### Short exercise
Write down each entry again, exactly as it reads.

### Information shown
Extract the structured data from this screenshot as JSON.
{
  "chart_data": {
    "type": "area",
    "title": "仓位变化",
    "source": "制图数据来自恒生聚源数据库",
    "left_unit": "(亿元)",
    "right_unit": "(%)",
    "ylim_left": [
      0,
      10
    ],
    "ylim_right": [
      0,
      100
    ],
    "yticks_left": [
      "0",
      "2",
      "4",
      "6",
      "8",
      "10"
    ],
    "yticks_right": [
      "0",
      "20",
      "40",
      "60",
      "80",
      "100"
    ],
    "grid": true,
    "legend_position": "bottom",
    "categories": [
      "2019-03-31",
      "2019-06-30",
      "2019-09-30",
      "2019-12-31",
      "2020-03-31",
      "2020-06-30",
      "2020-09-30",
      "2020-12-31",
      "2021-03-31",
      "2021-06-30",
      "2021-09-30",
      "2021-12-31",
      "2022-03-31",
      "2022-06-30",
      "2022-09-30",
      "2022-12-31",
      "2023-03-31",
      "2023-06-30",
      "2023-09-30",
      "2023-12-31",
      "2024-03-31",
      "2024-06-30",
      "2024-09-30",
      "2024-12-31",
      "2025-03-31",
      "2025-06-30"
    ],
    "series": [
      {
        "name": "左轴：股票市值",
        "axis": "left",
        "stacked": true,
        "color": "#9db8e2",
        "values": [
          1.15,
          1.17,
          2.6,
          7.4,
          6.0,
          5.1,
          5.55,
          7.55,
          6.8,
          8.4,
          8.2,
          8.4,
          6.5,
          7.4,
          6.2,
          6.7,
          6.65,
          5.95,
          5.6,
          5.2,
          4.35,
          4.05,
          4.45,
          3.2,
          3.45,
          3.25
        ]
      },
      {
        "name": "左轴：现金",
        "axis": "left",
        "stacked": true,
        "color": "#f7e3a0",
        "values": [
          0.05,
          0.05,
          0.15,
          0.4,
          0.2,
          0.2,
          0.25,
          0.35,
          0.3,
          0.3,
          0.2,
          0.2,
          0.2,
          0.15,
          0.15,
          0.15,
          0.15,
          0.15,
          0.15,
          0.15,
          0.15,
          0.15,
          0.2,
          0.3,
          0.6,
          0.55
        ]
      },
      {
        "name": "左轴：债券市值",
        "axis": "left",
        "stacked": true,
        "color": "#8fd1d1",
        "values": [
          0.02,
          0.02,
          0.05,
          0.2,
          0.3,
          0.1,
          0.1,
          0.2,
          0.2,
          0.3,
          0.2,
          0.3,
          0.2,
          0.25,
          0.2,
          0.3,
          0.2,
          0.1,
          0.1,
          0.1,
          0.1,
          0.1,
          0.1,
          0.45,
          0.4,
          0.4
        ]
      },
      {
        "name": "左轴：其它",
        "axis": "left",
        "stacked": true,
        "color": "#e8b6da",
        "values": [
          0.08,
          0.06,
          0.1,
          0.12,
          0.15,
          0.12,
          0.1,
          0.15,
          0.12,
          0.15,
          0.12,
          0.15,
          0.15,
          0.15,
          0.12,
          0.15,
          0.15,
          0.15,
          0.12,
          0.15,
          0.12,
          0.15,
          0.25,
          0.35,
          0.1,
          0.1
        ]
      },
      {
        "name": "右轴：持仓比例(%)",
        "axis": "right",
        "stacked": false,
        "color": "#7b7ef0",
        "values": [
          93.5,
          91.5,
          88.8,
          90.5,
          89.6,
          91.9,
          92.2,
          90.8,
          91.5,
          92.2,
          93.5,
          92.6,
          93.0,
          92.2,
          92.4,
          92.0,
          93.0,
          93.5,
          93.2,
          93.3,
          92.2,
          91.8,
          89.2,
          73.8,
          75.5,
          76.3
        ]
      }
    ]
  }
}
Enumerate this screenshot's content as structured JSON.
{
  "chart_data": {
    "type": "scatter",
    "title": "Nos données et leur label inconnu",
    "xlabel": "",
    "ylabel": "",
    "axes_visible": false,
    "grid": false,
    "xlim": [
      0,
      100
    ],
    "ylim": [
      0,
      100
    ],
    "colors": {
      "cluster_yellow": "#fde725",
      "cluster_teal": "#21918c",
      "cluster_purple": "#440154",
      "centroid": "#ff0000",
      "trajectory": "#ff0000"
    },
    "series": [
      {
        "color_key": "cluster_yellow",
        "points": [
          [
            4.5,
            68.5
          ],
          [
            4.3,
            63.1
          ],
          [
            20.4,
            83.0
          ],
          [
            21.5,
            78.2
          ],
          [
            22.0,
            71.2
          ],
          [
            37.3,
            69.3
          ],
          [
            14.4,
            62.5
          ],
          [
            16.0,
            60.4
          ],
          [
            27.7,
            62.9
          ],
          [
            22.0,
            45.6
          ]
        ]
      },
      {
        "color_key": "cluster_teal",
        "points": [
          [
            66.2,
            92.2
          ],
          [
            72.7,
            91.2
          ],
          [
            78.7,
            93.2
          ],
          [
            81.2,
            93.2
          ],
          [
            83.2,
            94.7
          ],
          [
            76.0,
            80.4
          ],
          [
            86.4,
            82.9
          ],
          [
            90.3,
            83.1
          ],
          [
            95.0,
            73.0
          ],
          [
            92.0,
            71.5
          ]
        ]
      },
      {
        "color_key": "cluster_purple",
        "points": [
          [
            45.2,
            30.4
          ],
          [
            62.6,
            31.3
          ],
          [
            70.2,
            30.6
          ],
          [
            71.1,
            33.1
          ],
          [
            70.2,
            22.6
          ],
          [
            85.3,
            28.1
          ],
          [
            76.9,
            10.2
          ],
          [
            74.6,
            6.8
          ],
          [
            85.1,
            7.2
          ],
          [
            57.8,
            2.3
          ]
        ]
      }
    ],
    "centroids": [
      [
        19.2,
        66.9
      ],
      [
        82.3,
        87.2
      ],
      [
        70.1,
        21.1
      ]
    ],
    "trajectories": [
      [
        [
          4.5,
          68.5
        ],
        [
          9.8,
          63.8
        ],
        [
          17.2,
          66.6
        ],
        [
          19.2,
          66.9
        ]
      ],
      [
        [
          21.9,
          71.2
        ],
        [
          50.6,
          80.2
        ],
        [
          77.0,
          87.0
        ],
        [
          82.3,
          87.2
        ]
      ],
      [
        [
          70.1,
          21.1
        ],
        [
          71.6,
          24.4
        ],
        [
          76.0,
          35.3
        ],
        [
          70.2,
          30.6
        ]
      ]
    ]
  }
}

### Reply
Extract the structured data from this screenshot as JSON.
{
  "chart_data": {
    "type": "area",
    "title": "仓位变化",
    "source": "制图数据来自恒生聚源数据库",
    "left_unit": "(亿元)",
    "right_unit": "(%)",
    "ylim_left": [
      0,
      10
    ],
    "ylim_right": [
      0,
      100
    ],
    "yticks_left": [
      "0",
      "2",
      "4",
      "6",
      "8",
      "10"
    ],
    "yticks_right": [
      "0",
      "20",
      "40",
      "60",
      "80",
      "100"
    ],
    "grid": true,
    "legend_position": "bottom",
    "categories": [
      "2019-03-31",
      "2019-06-30",
      "2019-09-30",
      "2019-12-31",
      "2020-03-31",
      "2020-06-30",
      "2020-09-30",
      "2020-12-31",
      "2021-03-31",
      "2021-06-30",
      "2021-09-30",
      "2021-12-31",
      "2022-03-31",
      "2022-06-30",
      "2022-09-30",
      "2022-12-31",
      "2023-03-31",
      "2023-06-30",
      "2023-09-30",
      "2023-12-31",
      "2024-03-31",
      "2024-06-30",
      "2024-09-30",
      "2024-12-31",
      "2025-03-31",
      "2025-06-30"
    ],
    "series": [
      {
        "name": "左轴：股票市值",
        "axis": "left",
        "stacked": true,
        "color": "#9db8e2",
        "values": [
          1.15,
          1.17,
          2.6,
          7.4,
          6.0,
          5.1,
          5.55,
          7.55,
          6.8,
          8.4,
          8.2,
          8.4,
          6.5,
          7.4,
          6.2,
          6.7,
          6.65,
          5.95,
          5.6,
          5.2,
          4.35,
          4.05,
          4.45,
          3.2,
          3.45,
          3.25
        ]
      },
      {
        "name": "左轴：现金",
        "axis": "left",
        "stacked": true,
        "color": "#f7e3a0",
        "values": [
          0.05,
          0.05,
          0.15,
          0.4,
          0.2,
          0.2,
          0.25,
          0.35,
          0.3,
          0.3,
          0.2,
          0.2,
          0.2,
          0.15,
          0.15,
          0.15,
          0.15,
          0.15,
          0.15,
          0.15,
          0.15,
          0.15,
          0.2,
          0.3,
          0.6,
          0.55
        ]
      },
      {
        "name": "左轴：债券市值",
        "axis": "left",
        "stacked": true,
        "color": "#8fd1d1",
        "values": [
          0.02,
          0.02,
          0.05,
          0.2,
          0.3,
          0.1,
          0.1,
          0.2,
          0.2,
          0.3,
          0.2,
          0.3,
          0.2,
          0.25,
          0.2,
          0.3,
          0.2,
          0.1,
          0.1,
          0.1,
          0.1,
          0.1,
          0.1,
          0.45,
          0.4,
          0.4
        ]
      },
      {
        "name": "左轴：其它",
        "axis": "left",
        "stacked": true,
        "color": "#e8b6da",
        "values": [
          0.08,
          0.06,
          0.1,
          0.12,
          0.15,
          0.12,
          0.1,
          0.15,
          0.12,
          0.15,
          0.12,
          0.15,
          0.15,
          0.15,
          0.12,
          0.15,
          0.15,
          0.15,
          0.12,
          0.15,
          0.12,
          0.15,
          0.25,
          0.35,
          0.1,
          0.1
        ]
      },
      {
        "name": "右轴：持仓比例(%)",
        "axis": "right",
        "stacked": false,
        "color": "#7b7ef0",
        "values": [
          93.5,
          91.5,
          88.8,
          90.5,
          89.6,
          91.9,
          92.2,
          90.8,
          91.5,
          92.2,
          93.5,
          92.6,
          93.0,
          92.2,
          92.4,
          92.0,
          93.0,
          93.5,
          93.2,
          93.3,
          92.2,
          91.8,
          89.2,
          73.8,
          75.5,
          76.3
        ]
      }
    ]
  }
}
Enumerate this screenshot's content as structured JSON.
{
  "chart_data": {
    "type": "scatter",
    "title": "Nos données et leur label inconnu",
    "xlabel": "",
    "ylabel": "",
    "axes_visible": false,
    "grid": false,
    "xlim": [
      0,
      100
    ],
    "ylim": [
      0,
      100
    ],
    "colors": {
      "cluster_yellow": "#fde725",
      "cluster_teal": "#21918c",
      "cluster_purple": "#440154",
      "centroid": "#ff0000",
      "trajectory": "#ff0000"
    },
    "series": [
      {
        "color_key": "cluster_yellow",
        "points": [
          [
            4.5,
            68.5
          ],
          [
            4.3,
            63.1
          ],
          [
            20.4,
            83.0
          ],
          [
            21.5,
            78.2
          ],
          [
            22.0,
            71.2
          ],
          [
            37.3,
            69.3
          ],
          [
            14.4,
            62.5
          ],
          [
            16.0,
            60.4
          ],
          [
            27.7,
            62.9
          ],
          [
            22.0,
            45.6
          ]
        ]
      },
      {
        "color_key": "cluster_teal",
        "points": [
          [
            66.2,
            92.2
          ],
          [
            72.7,
            91.2
          ],
          [
            78.7,
            93.2
          ],
          [
            81.2,
            93.2
          ],
          [
            83.2,
            94.7
          ],
          [
            76.0,
            80.4
          ],
          [
            86.4,
            82.9
          ],
          [
            90.3,
            83.1
          ],
          [
            95.0,
            73.0
          ],
          [
            92.0,
            71.5
          ]
        ]
      },
      {
        "color_key": "cluster_purple",
        "points": [
          [
            45.2,
            30.4
          ],
          [
            62.6,
            31.3
          ],
          [
            70.2,
            30.6
          ],
          [
            71.1,
            33.1
          ],
          [
            70.2,
            22.6
          ],
          [
            85.3,
            28.1
          ],
          [
            76.9,
            10.2
          ],
          [
            74.6,
            6.8
          ],
          [
            85.1,
            7.2
          ],
          [
            57.8,
            2.3
          ]
        ]
      }
    ],
    "centroids": [
      [
        19.2,
        66.9
      ],
      [
        82.3,
        87.2
      ],
      [
        70.1,
        21.1
      ]
    ],
    "trajectories": [
      [
        [
          4.5,
          68.5
        ],
        [
          9.8,
          63.8
        ],
        [
          17.2,
          66.6
        ],
        [
          19.2,
          66.9
        ]
      ],
      [
        [
          21.9,
          71.2
        ],
        [
          50.6,
          80.2
        ],
        [
          77.0,
          87.0
        ],
        [
          82.3,
          87.2
        ]
      ],
      [
        [
          70.1,
          21.1
        ],
        [
          71.6,
          24.4
        ],
        [
          76.0,
          35.3
        ],
        [
          70.2,
          30.6
        ]
      ]
    ]
  }
}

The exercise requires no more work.